(Dataset items)
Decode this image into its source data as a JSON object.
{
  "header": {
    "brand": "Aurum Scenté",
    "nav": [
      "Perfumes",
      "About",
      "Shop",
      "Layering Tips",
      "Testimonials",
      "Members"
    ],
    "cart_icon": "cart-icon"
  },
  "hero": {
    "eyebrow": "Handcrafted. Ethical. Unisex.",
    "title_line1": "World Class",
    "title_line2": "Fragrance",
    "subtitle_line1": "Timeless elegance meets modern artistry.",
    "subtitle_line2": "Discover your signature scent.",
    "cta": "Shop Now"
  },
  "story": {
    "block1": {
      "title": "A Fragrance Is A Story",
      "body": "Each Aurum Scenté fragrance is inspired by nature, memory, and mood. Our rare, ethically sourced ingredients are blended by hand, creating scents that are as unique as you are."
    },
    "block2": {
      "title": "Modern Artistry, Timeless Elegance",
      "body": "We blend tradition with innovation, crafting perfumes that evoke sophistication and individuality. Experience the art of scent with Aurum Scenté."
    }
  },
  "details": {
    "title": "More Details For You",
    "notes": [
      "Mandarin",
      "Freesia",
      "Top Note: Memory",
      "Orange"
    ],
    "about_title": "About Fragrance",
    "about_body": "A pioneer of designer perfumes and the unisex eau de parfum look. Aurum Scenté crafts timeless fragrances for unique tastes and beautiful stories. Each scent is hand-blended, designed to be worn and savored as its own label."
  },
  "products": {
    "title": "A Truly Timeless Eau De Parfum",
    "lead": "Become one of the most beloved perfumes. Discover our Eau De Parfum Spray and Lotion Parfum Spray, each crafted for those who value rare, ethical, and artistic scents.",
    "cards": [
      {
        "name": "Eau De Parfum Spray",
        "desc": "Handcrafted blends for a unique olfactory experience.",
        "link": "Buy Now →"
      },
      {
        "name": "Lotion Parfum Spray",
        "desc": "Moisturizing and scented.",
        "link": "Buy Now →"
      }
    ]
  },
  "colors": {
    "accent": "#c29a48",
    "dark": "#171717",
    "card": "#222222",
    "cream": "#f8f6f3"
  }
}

* _GIVEN TASK_
Your answer should be a single number: the count of lines holding the word "Handcrafted".

* _COMPLETE ANSWER_
2